§ Supplied records:
***

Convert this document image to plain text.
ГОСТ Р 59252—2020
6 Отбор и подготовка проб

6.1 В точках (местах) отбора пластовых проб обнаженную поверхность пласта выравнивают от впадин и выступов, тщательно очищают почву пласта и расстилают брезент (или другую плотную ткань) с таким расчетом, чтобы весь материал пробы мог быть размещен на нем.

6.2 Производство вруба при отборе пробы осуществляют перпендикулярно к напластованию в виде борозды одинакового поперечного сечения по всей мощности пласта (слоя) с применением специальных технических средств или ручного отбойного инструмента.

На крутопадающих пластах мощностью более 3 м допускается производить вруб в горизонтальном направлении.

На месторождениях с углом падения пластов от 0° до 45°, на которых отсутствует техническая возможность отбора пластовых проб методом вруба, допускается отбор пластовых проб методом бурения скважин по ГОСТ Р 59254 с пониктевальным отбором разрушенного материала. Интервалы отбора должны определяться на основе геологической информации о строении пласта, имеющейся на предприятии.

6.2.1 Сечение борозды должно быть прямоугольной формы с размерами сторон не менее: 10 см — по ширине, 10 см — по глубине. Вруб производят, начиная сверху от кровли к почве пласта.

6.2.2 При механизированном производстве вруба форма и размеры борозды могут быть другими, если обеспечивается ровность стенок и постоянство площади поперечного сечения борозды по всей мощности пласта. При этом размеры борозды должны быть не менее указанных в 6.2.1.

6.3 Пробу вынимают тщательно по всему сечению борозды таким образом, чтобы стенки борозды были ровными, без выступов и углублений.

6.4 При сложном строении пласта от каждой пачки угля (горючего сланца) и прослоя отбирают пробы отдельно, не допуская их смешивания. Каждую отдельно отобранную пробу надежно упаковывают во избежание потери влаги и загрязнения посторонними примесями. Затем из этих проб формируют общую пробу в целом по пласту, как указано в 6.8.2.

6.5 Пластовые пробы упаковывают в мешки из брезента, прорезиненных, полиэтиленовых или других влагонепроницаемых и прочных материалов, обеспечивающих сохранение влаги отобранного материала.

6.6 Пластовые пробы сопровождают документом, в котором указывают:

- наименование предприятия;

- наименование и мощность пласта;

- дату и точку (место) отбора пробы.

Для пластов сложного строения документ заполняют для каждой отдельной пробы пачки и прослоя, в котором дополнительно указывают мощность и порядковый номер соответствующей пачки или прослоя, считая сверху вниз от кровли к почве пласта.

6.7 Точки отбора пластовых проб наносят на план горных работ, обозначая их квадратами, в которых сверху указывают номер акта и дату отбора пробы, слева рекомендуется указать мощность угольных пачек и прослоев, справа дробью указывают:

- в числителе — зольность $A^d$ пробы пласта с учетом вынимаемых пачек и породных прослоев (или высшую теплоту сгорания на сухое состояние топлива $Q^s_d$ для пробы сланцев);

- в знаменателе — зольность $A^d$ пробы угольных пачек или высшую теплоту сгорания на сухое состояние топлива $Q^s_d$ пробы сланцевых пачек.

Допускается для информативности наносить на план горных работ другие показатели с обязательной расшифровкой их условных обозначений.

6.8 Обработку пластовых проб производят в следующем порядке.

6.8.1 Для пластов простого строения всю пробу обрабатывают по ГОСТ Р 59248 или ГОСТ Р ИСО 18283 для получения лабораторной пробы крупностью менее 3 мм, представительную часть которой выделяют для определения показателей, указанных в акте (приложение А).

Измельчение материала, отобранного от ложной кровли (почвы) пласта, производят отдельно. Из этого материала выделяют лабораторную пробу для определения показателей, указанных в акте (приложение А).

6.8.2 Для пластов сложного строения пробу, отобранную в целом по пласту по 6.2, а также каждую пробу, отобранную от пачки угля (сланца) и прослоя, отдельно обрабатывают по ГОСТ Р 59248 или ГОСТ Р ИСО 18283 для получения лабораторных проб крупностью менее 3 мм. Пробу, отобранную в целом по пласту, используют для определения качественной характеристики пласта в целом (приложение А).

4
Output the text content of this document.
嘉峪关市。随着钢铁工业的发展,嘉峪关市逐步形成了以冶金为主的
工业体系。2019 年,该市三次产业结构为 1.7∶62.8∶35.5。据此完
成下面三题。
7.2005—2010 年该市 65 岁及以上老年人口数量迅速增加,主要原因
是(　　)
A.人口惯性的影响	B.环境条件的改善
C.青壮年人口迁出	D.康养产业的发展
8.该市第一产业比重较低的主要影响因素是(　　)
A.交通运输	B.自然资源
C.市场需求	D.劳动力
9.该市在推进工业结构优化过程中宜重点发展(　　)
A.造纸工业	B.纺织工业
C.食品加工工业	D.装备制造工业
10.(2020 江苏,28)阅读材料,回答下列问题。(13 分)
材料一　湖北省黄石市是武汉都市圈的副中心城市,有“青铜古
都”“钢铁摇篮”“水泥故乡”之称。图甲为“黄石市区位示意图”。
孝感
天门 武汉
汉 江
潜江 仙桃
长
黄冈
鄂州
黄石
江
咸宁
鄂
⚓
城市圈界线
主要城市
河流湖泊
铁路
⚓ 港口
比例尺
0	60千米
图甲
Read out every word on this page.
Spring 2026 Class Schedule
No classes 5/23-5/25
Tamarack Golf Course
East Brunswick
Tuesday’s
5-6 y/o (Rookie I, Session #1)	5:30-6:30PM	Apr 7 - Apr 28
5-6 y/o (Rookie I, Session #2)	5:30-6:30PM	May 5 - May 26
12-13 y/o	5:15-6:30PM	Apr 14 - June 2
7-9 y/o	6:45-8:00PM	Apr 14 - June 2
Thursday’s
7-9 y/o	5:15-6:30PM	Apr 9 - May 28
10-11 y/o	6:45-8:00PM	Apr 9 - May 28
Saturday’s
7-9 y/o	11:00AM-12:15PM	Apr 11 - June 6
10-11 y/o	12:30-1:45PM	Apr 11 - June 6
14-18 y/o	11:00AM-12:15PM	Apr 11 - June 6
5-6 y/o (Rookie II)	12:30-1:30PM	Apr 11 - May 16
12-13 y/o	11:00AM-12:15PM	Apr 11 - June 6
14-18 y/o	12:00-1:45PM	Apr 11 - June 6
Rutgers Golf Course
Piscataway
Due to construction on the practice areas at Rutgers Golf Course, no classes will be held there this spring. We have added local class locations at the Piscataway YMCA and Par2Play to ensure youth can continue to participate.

***

§ Task to complete: Tally up the lines in the records that contain the word "быть" and give only the total.

§ Full answer: 3